* [THE REQUEST]:
Transcribe the material in full, exactly as written.

Start TASK DATA

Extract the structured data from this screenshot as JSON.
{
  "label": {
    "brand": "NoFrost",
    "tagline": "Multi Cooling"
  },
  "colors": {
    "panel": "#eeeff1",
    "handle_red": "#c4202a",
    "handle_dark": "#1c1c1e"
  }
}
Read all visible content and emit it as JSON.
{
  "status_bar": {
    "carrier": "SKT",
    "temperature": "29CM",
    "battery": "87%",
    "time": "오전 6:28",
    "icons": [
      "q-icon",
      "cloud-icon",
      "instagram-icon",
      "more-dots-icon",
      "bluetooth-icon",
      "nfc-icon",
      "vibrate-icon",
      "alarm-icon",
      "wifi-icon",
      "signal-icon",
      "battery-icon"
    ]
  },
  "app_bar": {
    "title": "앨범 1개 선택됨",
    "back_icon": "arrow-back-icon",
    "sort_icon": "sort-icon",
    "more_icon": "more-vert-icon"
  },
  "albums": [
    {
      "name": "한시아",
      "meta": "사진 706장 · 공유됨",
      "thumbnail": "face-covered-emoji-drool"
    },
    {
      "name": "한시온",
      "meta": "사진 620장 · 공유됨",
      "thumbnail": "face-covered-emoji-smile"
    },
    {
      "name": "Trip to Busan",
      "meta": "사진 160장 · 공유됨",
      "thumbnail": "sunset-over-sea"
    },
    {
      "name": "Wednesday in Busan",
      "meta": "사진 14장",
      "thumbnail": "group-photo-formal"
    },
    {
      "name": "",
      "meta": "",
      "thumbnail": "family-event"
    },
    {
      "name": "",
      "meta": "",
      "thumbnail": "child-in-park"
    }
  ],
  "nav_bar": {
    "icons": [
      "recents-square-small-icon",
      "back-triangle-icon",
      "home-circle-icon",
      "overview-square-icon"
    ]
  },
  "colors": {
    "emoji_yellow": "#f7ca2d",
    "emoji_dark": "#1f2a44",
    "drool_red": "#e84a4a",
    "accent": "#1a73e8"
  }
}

End TASK DATA

* [FINISHED EXERCISE]:
Extract the structured data from this screenshot as JSON.
{
  "label": {
    "brand": "NoFrost",
    "tagline": "Multi Cooling"
  },
  "colors": {
    "panel": "#eeeff1",
    "handle_red": "#c4202a",
    "handle_dark": "#1c1c1e"
  }
}
Read all visible content and emit it as JSON.
{
  "status_bar": {
    "carrier": "SKT",
    "temperature": "29CM",
    "battery": "87%",
    "time": "오전 6:28",
    "icons": [
      "q-icon",
      "cloud-icon",
      "instagram-icon",
      "more-dots-icon",
      "bluetooth-icon",
      "nfc-icon",
      "vibrate-icon",
      "alarm-icon",
      "wifi-icon",
      "signal-icon",
      "battery-icon"
    ]
  },
  "app_bar": {
    "title": "앨범 1개 선택됨",
    "back_icon": "arrow-back-icon",
    "sort_icon": "sort-icon",
    "more_icon": "more-vert-icon"
  },
  "albums": [
    {
      "name": "한시아",
      "meta": "사진 706장 · 공유됨",
      "thumbnail": "face-covered-emoji-drool"
    },
    {
      "name": "한시온",
      "meta": "사진 620장 · 공유됨",
      "thumbnail": "face-covered-emoji-smile"
    },
    {
      "name": "Trip to Busan",
      "meta": "사진 160장 · 공유됨",
      "thumbnail": "sunset-over-sea"
    },
    {
      "name": "Wednesday in Busan",
      "meta": "사진 14장",
      "thumbnail": "group-photo-formal"
    },
    {
      "name": "",
      "meta": "",
      "thumbnail": "family-event"
    },
    {
      "name": "",
      "meta": "",
      "thumbnail": "child-in-park"
    }
  ],
  "nav_bar": {
    "icons": [
      "recents-square-small-icon",
      "back-triangle-icon",
      "home-circle-icon",
      "overview-square-icon"
    ]
  },
  "colors": {
    "emoji_yellow": "#f7ca2d",
    "emoji_dark": "#1f2a44",
    "drool_red": "#e84a4a",
    "accent": "#1a73e8"
  }
}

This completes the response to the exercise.